From the listing that follows, extract every line and set it down unaltered.

Stored data
= = = = = = =
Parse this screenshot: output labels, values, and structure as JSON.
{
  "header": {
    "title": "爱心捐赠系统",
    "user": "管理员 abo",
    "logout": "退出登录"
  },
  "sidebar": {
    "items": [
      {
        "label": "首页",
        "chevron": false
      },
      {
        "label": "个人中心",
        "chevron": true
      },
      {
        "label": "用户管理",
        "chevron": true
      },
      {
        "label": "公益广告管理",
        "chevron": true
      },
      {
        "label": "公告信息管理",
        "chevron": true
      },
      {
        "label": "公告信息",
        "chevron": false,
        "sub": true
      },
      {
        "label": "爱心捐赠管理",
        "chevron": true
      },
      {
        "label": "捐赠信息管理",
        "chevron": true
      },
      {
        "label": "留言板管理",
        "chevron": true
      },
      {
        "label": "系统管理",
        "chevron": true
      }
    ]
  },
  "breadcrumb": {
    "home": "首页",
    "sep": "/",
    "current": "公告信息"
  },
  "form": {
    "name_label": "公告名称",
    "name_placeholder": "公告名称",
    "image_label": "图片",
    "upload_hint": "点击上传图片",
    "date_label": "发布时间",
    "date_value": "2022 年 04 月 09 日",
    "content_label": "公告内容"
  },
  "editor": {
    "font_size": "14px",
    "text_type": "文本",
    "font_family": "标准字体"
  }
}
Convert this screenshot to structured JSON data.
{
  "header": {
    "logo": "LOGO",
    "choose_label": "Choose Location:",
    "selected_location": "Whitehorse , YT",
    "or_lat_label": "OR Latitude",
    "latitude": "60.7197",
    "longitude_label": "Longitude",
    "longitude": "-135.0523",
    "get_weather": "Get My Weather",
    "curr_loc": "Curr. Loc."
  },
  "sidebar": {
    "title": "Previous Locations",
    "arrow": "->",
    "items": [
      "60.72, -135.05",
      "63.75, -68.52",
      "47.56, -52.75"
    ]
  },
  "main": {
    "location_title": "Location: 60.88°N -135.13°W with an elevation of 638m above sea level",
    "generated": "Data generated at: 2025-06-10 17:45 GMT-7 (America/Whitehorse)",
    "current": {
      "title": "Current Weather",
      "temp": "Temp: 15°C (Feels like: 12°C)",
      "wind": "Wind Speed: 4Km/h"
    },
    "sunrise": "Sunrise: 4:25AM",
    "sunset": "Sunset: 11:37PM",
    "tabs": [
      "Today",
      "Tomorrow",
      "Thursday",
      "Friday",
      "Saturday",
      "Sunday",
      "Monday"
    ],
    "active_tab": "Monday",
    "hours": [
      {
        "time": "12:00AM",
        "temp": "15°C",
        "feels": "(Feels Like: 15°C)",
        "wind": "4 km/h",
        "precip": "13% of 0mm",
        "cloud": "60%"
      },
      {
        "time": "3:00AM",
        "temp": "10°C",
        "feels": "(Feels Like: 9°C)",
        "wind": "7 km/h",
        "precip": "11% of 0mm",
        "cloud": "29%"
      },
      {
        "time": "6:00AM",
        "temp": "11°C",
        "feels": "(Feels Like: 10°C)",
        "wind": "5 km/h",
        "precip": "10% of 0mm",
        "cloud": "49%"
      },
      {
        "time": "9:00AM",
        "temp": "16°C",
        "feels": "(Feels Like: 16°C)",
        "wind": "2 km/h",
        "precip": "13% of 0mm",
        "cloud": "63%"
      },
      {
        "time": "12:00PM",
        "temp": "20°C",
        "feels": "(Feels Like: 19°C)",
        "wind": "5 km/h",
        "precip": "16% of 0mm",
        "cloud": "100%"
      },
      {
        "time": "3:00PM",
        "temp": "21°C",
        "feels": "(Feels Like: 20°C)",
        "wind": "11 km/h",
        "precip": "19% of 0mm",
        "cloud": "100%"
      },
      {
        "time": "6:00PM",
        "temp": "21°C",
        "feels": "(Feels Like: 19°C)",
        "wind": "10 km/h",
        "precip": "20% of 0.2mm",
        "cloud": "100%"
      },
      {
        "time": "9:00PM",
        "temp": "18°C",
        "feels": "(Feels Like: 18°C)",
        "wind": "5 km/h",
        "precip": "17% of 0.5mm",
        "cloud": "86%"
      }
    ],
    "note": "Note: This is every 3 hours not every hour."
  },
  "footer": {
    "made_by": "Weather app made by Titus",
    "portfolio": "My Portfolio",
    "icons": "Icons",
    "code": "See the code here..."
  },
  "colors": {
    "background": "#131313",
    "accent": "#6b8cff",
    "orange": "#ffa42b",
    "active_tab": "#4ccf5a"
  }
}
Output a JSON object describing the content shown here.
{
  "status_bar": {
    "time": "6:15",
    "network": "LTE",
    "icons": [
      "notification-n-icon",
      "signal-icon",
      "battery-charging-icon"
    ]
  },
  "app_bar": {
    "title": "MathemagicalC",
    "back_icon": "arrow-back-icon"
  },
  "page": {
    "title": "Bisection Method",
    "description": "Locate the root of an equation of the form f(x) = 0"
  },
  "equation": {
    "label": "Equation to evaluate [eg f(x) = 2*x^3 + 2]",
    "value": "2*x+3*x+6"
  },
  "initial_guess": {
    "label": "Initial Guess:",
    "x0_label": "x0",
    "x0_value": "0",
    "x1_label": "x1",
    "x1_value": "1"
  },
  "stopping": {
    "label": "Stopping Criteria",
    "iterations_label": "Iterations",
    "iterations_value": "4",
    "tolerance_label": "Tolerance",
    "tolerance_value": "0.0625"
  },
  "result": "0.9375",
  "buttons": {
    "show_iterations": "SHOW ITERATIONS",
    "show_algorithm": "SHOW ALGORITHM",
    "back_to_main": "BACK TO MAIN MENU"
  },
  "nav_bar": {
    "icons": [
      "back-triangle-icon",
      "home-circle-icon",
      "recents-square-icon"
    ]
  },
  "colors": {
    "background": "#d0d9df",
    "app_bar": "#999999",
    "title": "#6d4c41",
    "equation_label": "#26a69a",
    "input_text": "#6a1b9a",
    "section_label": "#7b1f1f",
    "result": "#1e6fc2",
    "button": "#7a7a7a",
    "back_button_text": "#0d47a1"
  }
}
= = = = = = =
▸ **Task response**
Parse this screenshot: output labels, values, and structure as JSON.
{
  "header": {
    "title": "爱心捐赠系统",
    "user": "管理员 abo",
    "logout": "退出登录"
  },
  "sidebar": {
    "items": [
      {
        "label": "首页",
        "chevron": false
      },
      {
        "label": "个人中心",
        "chevron": true
      },
      {
        "label": "用户管理",
        "chevron": true
      },
      {
        "label": "公益广告管理",
        "chevron": true
      },
      {
        "label": "公告信息管理",
        "chevron": true
      },
      {
        "label": "公告信息",
        "chevron": false,
        "sub": true
      },
      {
        "label": "爱心捐赠管理",
        "chevron": true
      },
      {
        "label": "捐赠信息管理",
        "chevron": true
      },
      {
        "label": "留言板管理",
        "chevron": true
      },
      {
        "label": "系统管理",
        "chevron": true
      }
    ]
  },
  "breadcrumb": {
    "home": "首页",
    "sep": "/",
    "current": "公告信息"
  },
  "form": {
    "name_label": "公告名称",
    "name_placeholder": "公告名称",
    "image_label": "图片",
    "upload_hint": "点击上传图片",
    "date_label": "发布时间",
    "date_value": "2022 年 04 月 09 日",
    "content_label": "公告内容"
  },
  "editor": {
    "font_size": "14px",
    "text_type": "文本",
    "font_family": "标准字体"
  }
}
Convert this screenshot to structured JSON data.
{
  "header": {
    "logo": "LOGO",
    "choose_label": "Choose Location:",
    "selected_location": "Whitehorse , YT",
    "or_lat_label": "OR Latitude",
    "latitude": "60.7197",
    "longitude_label": "Longitude",
    "longitude": "-135.0523",
    "get_weather": "Get My Weather",
    "curr_loc": "Curr. Loc."
  },
  "sidebar": {
    "title": "Previous Locations",
    "arrow": "->",
    "items": [
      "60.72, -135.05",
      "63.75, -68.52",
      "47.56, -52.75"
    ]
  },
  "main": {
    "location_title": "Location: 60.88°N -135.13°W with an elevation of 638m above sea level",
    "generated": "Data generated at: 2025-06-10 17:45 GMT-7 (America/Whitehorse)",
    "current": {
      "title": "Current Weather",
      "temp": "Temp: 15°C (Feels like: 12°C)",
      "wind": "Wind Speed: 4Km/h"
    },
    "sunrise": "Sunrise: 4:25AM",
    "sunset": "Sunset: 11:37PM",
    "tabs": [
      "Today",
      "Tomorrow",
      "Thursday",
      "Friday",
      "Saturday",
      "Sunday",
      "Monday"
    ],
    "active_tab": "Monday",
    "hours": [
      {
        "time": "12:00AM",
        "temp": "15°C",
        "feels": "(Feels Like: 15°C)",
        "wind": "4 km/h",
        "precip": "13% of 0mm",
        "cloud": "60%"
      },
      {
        "time": "3:00AM",
        "temp": "10°C",
        "feels": "(Feels Like: 9°C)",
        "wind": "7 km/h",
        "precip": "11% of 0mm",
        "cloud": "29%"
      },
      {
        "time": "6:00AM",
        "temp": "11°C",
        "feels": "(Feels Like: 10°C)",
        "wind": "5 km/h",
        "precip": "10% of 0mm",
        "cloud": "49%"
      },
      {
        "time": "9:00AM",
        "temp": "16°C",
        "feels": "(Feels Like: 16°C)",
        "wind": "2 km/h",
        "precip": "13% of 0mm",
        "cloud": "63%"
      },
      {
        "time": "12:00PM",
        "temp": "20°C",
        "feels": "(Feels Like: 19°C)",
        "wind": "5 km/h",
        "precip": "16% of 0mm",
        "cloud": "100%"
      },
      {
        "time": "3:00PM",
        "temp": "21°C",
        "feels": "(Feels Like: 20°C)",
        "wind": "11 km/h",
        "precip": "19% of 0mm",
        "cloud": "100%"
      },
      {
        "time": "6:00PM",
        "temp": "21°C",
        "feels": "(Feels Like: 19°C)",
        "wind": "10 km/h",
        "precip": "20% of 0.2mm",
        "cloud": "100%"
      },
      {
        "time": "9:00PM",
        "temp": "18°C",
        "feels": "(Feels Like: 18°C)",
        "wind": "5 km/h",
        "precip": "17% of 0.5mm",
        "cloud": "86%"
      }
    ],
    "note": "Note: This is every 3 hours not every hour."
  },
  "footer": {
    "made_by": "Weather app made by Titus",
    "portfolio": "My Portfolio",
    "icons": "Icons",
    "code": "See the code here..."
  },
  "colors": {
    "background": "#131313",
    "accent": "#6b8cff",
    "orange": "#ffa42b",
    "active_tab": "#4ccf5a"
  }
}
Output a JSON object describing the content shown here.
{
  "status_bar": {
    "time": "6:15",
    "network": "LTE",
    "icons": [
      "notification-n-icon",
      "signal-icon",
      "battery-charging-icon"
    ]
  },
  "app_bar": {
    "title": "MathemagicalC",
    "back_icon": "arrow-back-icon"
  },
  "page": {
    "title": "Bisection Method",
    "description": "Locate the root of an equation of the form f(x) = 0"
  },
  "equation": {
    "label": "Equation to evaluate [eg f(x) = 2*x^3 + 2]",
    "value": "2*x+3*x+6"
  },
  "initial_guess": {
    "label": "Initial Guess:",
    "x0_label": "x0",
    "x0_value": "0",
    "x1_label": "x1",
    "x1_value": "1"
  },
  "stopping": {
    "label": "Stopping Criteria",
    "iterations_label": "Iterations",
    "iterations_value": "4",
    "tolerance_label": "Tolerance",
    "tolerance_value": "0.0625"
  },
  "result": "0.9375",
  "buttons": {
    "show_iterations": "SHOW ITERATIONS",
    "show_algorithm": "SHOW ALGORITHM",
    "back_to_main": "BACK TO MAIN MENU"
  },
  "nav_bar": {
    "icons": [
      "back-triangle-icon",
      "home-circle-icon",
      "recents-square-icon"
    ]
  },
  "colors": {
    "background": "#d0d9df",
    "app_bar": "#999999",
    "title": "#6d4c41",
    "equation_label": "#26a69a",
    "input_text": "#6a1b9a",
    "section_label": "#7b1f1f",
    "result": "#1e6fc2",
    "button": "#7a7a7a",
    "back_button_text": "#0d47a1"
  }
}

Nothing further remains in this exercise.